── GIVEN ENTRIES

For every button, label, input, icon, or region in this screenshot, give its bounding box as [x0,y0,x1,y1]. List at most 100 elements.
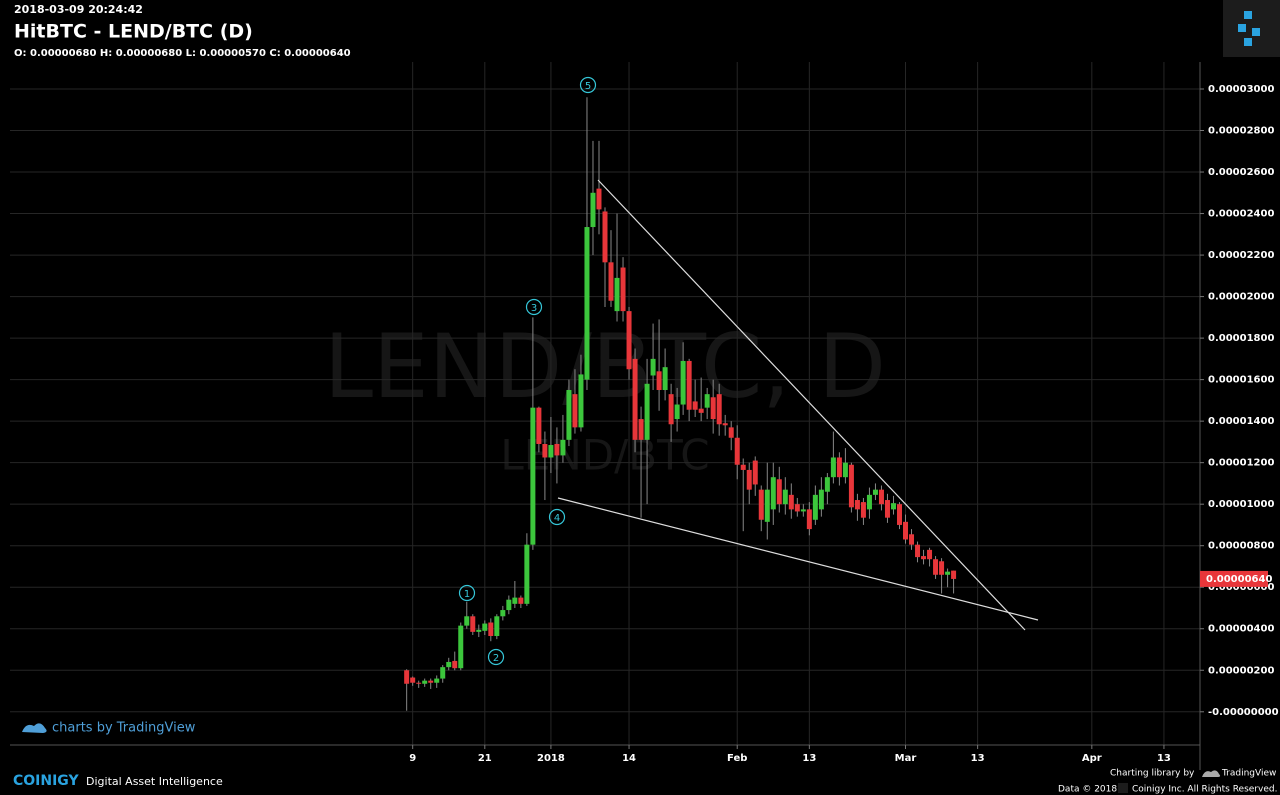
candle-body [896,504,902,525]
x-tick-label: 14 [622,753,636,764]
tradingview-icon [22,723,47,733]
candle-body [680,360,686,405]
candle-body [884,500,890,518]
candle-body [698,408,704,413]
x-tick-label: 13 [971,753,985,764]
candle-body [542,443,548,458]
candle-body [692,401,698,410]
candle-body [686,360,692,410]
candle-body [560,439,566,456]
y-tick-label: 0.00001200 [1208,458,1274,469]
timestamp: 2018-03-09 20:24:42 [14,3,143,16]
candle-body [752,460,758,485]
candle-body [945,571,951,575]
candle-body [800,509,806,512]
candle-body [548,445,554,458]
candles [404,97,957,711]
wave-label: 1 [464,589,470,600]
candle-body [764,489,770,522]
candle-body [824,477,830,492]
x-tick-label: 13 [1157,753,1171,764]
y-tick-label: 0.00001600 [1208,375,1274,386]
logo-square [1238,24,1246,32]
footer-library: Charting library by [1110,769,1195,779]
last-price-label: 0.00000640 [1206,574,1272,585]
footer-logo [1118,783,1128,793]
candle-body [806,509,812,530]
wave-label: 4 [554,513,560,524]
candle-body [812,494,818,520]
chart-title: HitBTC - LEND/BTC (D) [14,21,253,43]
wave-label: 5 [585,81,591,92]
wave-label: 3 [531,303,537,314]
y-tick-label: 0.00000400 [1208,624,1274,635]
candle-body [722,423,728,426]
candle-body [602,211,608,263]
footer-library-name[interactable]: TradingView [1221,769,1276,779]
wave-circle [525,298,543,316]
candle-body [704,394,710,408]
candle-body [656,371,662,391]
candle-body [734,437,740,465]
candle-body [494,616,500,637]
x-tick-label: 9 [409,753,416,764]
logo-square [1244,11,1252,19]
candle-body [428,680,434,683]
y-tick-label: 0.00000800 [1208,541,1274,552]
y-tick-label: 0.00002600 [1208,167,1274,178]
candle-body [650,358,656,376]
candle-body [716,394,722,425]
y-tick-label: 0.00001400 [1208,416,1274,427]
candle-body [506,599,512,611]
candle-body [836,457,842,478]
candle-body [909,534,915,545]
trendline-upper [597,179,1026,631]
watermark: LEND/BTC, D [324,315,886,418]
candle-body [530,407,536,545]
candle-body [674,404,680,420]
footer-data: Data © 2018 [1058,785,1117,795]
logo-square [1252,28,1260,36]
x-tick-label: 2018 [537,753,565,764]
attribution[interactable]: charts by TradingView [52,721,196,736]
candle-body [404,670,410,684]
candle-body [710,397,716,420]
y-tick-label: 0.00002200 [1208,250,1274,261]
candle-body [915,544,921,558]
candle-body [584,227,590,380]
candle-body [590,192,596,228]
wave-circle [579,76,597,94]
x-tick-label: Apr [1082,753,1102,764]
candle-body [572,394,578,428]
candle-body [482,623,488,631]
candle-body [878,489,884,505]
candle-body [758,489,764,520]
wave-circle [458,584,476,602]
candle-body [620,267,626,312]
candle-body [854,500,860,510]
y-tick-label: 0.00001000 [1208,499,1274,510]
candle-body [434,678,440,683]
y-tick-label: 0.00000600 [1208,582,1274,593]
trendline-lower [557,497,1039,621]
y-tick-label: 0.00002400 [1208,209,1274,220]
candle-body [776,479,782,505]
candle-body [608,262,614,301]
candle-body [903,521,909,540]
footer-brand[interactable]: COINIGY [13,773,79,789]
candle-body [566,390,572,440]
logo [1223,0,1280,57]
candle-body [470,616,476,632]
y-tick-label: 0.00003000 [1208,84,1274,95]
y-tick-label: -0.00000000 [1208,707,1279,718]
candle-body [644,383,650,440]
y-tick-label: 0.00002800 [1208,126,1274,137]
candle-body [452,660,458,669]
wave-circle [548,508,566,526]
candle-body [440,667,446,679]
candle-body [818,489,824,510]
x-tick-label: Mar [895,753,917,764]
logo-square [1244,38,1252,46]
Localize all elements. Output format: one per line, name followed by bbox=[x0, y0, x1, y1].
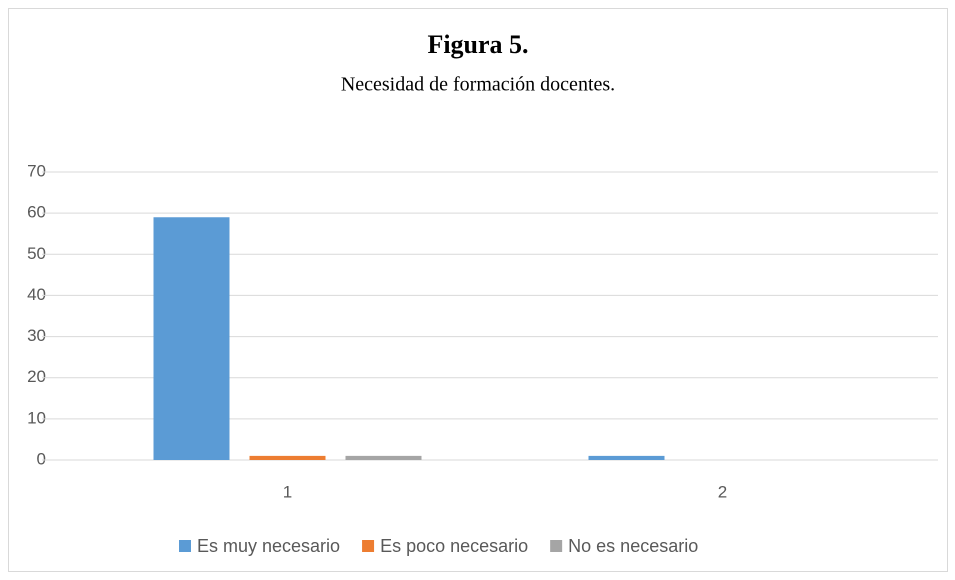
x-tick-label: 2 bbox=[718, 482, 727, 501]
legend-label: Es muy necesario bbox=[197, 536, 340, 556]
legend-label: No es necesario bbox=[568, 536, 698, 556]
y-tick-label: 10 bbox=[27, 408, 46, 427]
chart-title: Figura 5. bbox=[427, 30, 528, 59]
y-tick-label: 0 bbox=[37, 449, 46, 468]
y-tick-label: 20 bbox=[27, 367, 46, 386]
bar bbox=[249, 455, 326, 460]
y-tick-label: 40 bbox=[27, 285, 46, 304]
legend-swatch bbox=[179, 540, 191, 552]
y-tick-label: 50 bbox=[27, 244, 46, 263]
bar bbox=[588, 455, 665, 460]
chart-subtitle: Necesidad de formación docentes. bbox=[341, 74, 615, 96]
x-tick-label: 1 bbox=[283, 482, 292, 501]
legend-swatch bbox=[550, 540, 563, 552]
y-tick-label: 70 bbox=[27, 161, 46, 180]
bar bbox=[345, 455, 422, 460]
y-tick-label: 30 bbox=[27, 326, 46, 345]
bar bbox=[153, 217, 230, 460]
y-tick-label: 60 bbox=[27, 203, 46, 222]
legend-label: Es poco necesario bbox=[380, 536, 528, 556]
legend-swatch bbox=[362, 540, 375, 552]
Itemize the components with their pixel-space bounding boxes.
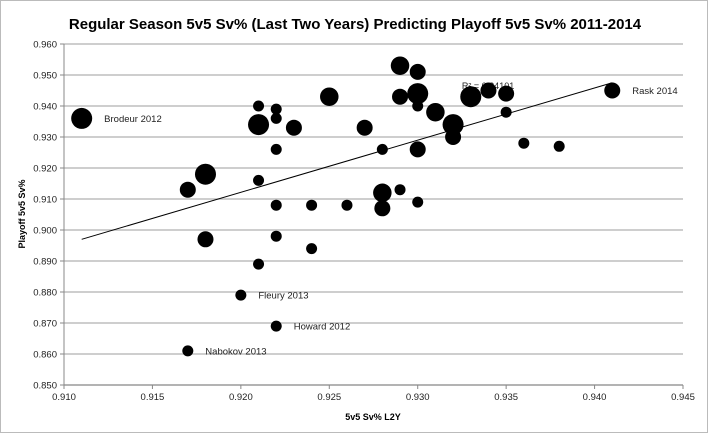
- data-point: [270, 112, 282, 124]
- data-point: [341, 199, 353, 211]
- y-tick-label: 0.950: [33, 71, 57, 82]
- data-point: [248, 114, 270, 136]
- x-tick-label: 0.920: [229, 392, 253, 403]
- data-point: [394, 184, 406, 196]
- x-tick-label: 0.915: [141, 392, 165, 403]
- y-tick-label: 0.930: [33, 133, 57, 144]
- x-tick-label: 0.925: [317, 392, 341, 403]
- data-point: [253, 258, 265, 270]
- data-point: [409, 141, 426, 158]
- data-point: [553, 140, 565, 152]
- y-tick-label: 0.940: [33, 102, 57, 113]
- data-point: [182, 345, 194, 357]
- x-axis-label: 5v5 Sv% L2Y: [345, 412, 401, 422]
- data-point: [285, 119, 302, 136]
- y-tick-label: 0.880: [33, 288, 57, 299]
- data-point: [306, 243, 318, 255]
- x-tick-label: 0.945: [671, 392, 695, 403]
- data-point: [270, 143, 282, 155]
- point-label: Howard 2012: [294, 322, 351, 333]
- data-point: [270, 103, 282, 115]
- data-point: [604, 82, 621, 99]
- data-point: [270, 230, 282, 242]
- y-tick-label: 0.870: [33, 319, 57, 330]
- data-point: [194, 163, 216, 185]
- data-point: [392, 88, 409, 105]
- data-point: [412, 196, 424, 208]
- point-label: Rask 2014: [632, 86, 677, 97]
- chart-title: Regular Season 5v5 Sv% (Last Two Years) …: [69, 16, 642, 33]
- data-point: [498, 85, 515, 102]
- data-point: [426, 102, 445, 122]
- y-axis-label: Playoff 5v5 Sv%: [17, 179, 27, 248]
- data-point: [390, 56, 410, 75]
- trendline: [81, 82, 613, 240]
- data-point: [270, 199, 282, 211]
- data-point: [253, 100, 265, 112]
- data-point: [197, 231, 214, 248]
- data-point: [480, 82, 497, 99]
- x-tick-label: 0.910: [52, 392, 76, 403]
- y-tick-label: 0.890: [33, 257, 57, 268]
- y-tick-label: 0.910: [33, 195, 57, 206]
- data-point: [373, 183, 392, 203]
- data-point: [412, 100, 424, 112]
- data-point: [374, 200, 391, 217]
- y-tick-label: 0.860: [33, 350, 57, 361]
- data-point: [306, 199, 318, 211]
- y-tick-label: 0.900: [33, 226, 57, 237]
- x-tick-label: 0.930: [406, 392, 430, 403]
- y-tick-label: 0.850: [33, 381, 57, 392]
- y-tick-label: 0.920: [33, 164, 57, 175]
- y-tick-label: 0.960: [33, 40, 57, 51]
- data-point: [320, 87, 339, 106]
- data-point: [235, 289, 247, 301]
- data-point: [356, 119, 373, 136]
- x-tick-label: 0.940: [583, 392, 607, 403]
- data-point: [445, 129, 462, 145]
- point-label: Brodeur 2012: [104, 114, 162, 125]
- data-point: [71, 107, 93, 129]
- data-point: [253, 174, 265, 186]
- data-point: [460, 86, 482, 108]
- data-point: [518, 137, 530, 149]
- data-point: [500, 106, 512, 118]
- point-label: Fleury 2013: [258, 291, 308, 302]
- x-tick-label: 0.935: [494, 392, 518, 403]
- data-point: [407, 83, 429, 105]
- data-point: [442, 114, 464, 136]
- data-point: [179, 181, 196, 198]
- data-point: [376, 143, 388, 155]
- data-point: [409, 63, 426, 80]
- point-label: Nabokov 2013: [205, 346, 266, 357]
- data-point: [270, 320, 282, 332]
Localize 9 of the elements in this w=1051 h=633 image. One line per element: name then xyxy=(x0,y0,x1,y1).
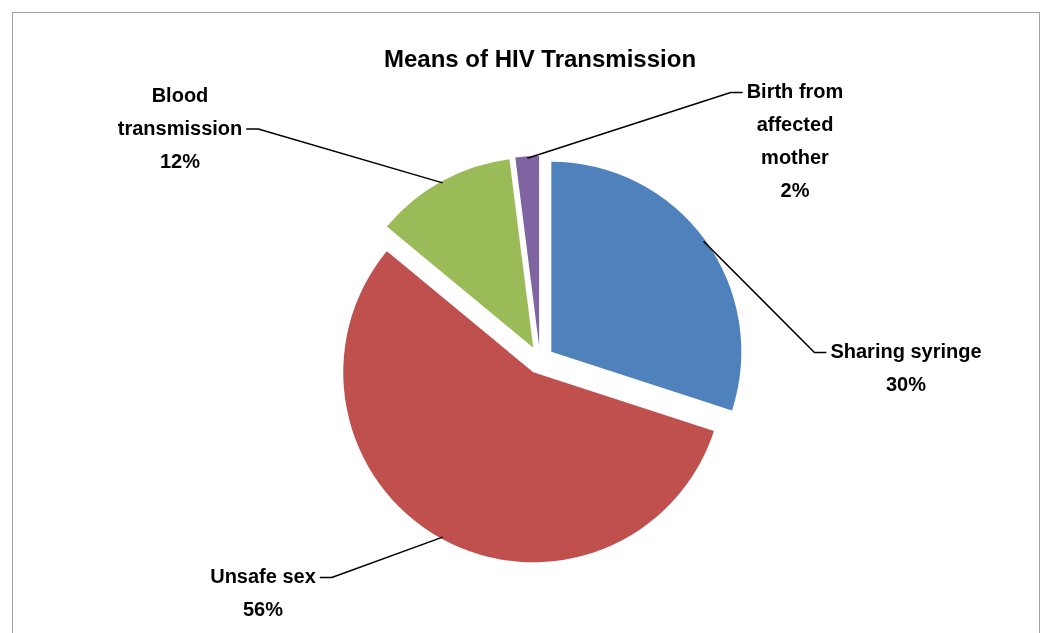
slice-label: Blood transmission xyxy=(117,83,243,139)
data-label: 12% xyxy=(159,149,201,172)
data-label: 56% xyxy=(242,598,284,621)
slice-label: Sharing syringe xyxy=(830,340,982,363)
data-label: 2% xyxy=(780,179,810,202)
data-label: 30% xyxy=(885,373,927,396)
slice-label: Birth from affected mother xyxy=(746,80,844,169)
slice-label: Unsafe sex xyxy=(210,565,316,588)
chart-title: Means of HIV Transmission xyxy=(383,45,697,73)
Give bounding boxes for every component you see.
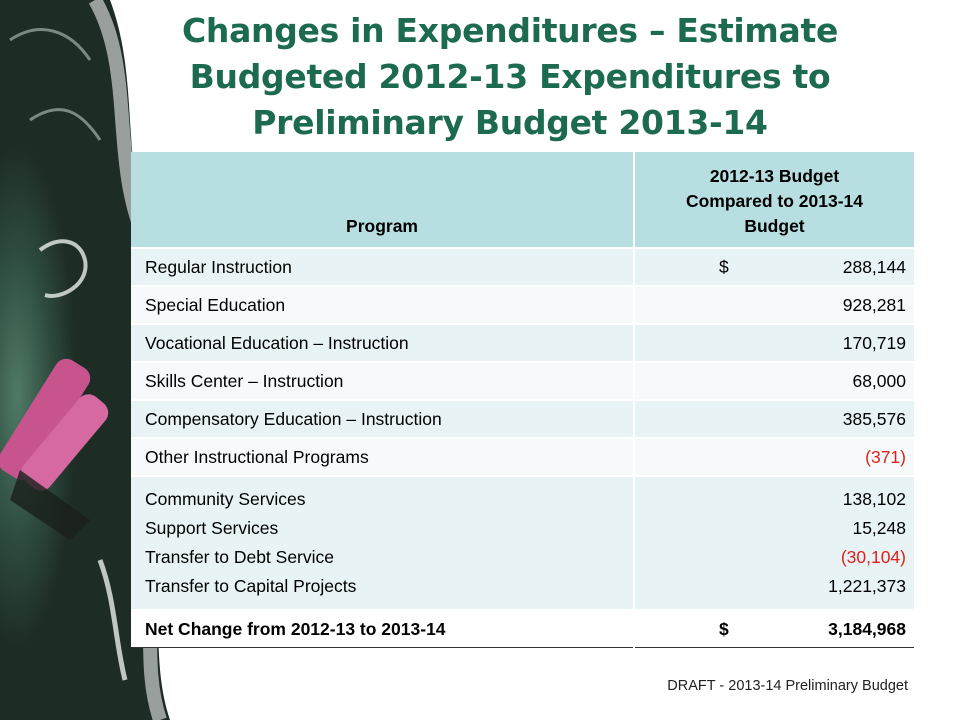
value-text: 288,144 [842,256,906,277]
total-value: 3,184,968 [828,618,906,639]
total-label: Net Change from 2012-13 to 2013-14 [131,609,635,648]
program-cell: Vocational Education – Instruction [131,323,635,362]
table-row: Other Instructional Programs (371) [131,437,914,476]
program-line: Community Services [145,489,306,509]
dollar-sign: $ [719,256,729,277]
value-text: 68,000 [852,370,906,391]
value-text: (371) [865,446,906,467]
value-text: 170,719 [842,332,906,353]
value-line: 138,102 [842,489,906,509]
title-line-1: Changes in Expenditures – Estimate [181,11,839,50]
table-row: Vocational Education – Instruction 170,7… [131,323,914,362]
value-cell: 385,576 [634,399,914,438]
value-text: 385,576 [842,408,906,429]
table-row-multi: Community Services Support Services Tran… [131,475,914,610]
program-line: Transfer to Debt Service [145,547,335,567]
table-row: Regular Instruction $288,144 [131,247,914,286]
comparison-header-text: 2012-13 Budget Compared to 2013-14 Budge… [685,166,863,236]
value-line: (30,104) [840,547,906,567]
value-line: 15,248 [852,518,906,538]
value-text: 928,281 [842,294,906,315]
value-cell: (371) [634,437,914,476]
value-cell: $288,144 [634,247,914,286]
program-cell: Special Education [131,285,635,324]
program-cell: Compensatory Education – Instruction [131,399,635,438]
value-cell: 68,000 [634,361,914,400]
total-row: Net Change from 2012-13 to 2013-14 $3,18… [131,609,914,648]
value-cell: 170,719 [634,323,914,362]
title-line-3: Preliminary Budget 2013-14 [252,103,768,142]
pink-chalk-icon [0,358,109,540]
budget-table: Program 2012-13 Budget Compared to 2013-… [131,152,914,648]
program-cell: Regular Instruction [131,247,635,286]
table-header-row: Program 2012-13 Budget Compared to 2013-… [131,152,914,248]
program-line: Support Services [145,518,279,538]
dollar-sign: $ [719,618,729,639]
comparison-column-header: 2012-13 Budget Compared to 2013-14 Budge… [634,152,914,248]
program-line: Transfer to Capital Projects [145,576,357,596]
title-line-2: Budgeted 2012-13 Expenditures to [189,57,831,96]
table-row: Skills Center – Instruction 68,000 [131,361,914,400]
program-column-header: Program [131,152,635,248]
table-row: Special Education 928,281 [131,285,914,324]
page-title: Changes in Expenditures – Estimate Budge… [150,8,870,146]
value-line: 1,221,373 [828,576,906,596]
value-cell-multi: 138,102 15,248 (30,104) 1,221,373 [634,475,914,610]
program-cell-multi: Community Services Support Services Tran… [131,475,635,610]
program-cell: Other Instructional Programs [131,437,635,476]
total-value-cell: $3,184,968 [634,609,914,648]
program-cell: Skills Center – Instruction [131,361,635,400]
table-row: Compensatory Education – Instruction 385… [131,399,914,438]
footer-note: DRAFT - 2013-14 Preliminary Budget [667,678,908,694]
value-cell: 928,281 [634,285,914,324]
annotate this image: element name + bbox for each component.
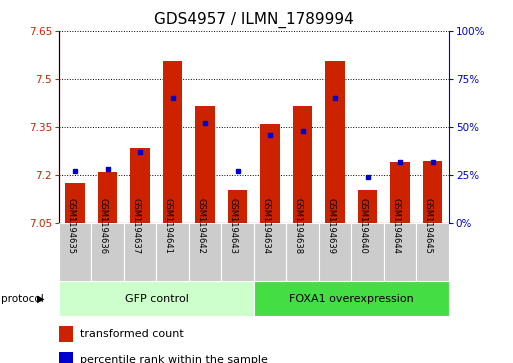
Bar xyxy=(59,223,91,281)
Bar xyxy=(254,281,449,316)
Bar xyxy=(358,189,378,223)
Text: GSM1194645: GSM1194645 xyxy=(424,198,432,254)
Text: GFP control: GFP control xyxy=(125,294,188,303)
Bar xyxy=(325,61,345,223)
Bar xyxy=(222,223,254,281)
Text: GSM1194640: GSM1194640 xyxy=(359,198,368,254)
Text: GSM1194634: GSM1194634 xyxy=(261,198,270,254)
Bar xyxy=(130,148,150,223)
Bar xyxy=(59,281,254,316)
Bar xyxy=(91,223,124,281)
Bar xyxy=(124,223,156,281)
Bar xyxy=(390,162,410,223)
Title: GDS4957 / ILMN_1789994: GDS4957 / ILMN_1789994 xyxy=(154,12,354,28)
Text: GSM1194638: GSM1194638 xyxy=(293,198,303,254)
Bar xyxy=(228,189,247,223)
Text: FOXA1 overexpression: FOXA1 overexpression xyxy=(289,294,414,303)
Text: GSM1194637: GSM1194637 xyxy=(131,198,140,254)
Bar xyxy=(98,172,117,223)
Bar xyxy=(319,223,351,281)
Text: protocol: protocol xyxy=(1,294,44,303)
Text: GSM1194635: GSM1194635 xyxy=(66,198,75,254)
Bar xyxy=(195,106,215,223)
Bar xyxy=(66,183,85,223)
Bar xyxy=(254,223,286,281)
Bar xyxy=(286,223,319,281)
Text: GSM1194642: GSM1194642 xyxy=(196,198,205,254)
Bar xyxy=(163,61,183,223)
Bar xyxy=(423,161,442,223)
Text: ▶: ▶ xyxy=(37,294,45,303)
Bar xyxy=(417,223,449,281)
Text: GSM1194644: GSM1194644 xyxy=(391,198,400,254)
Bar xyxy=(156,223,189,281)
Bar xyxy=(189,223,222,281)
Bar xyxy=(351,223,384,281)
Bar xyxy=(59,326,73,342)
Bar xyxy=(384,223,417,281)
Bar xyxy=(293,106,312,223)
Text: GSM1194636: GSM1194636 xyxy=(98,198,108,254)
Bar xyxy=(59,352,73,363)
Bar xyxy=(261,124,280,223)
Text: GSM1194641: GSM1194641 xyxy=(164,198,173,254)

────

Report every row above that contains the word "logo", and treat uppercase and lowercase letters as different.

FULL OUTPUT -
logo-square [1238,24,1246,32]
footer-logo [1118,783,1128,793]
logo-square [1244,11,1252,19]
logo-square [1252,28,1260,36]
logo [1223,0,1280,57]
logo-square [1244,38,1252,46]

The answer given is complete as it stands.